## REQUIREMENTS:
Restate the entries below verbatim.

## INPUT RECORDS:
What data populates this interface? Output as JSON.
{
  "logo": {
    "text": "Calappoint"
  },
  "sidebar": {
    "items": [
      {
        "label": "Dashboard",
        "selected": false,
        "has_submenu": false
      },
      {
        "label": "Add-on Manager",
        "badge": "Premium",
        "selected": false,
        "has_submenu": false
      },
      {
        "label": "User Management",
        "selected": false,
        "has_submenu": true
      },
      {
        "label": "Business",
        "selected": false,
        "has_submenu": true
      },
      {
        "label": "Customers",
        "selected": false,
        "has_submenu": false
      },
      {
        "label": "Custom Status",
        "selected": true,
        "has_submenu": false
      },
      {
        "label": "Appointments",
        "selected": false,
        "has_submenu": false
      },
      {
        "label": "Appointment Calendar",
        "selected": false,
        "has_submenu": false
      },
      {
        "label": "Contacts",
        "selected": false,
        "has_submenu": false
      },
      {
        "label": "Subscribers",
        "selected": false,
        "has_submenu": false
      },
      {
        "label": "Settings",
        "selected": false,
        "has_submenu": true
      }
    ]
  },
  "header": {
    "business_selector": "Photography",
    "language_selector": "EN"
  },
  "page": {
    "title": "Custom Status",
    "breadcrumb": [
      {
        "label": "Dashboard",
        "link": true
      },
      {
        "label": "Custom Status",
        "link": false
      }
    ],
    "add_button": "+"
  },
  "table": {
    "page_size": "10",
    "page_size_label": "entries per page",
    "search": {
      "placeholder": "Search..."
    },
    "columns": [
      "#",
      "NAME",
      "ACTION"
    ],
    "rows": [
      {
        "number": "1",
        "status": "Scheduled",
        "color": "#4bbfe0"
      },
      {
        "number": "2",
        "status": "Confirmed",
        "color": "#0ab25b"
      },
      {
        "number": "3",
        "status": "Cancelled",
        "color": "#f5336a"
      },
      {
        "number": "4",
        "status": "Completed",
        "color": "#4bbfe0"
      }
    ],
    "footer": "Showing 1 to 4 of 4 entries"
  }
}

## RESPONSE TO THIS TASK:
What data populates this interface? Output as JSON.
{
  "logo": {
    "text": "Calappoint"
  },
  "sidebar": {
    "items": [
      {
        "label": "Dashboard",
        "selected": false,
        "has_submenu": false
      },
      {
        "label": "Add-on Manager",
        "badge": "Premium",
        "selected": false,
        "has_submenu": false
      },
      {
        "label": "User Management",
        "selected": false,
        "has_submenu": true
      },
      {
        "label": "Business",
        "selected": false,
        "has_submenu": true
      },
      {
        "label": "Customers",
        "selected": false,
        "has_submenu": false
      },
      {
        "label": "Custom Status",
        "selected": true,
        "has_submenu": false
      },
      {
        "label": "Appointments",
        "selected": false,
        "has_submenu": false
      },
      {
        "label": "Appointment Calendar",
        "selected": false,
        "has_submenu": false
      },
      {
        "label": "Contacts",
        "selected": false,
        "has_submenu": false
      },
      {
        "label": "Subscribers",
        "selected": false,
        "has_submenu": false
      },
      {
        "label": "Settings",
        "selected": false,
        "has_submenu": true
      }
    ]
  },
  "header": {
    "business_selector": "Photography",
    "language_selector": "EN"
  },
  "page": {
    "title": "Custom Status",
    "breadcrumb": [
      {
        "label": "Dashboard",
        "link": true
      },
      {
        "label": "Custom Status",
        "link": false
      }
    ],
    "add_button": "+"
  },
  "table": {
    "page_size": "10",
    "page_size_label": "entries per page",
    "search": {
      "placeholder": "Search..."
    },
    "columns": [
      "#",
      "NAME",
      "ACTION"
    ],
    "rows": [
      {
        "number": "1",
        "status": "Scheduled",
        "color": "#4bbfe0"
      },
      {
        "number": "2",
        "status": "Confirmed",
        "color": "#0ab25b"
      },
      {
        "number": "3",
        "status": "Cancelled",
        "color": "#f5336a"
      },
      {
        "number": "4",
        "status": "Completed",
        "color": "#4bbfe0"
      }
    ],
    "footer": "Showing 1 to 4 of 4 entries"
  }
}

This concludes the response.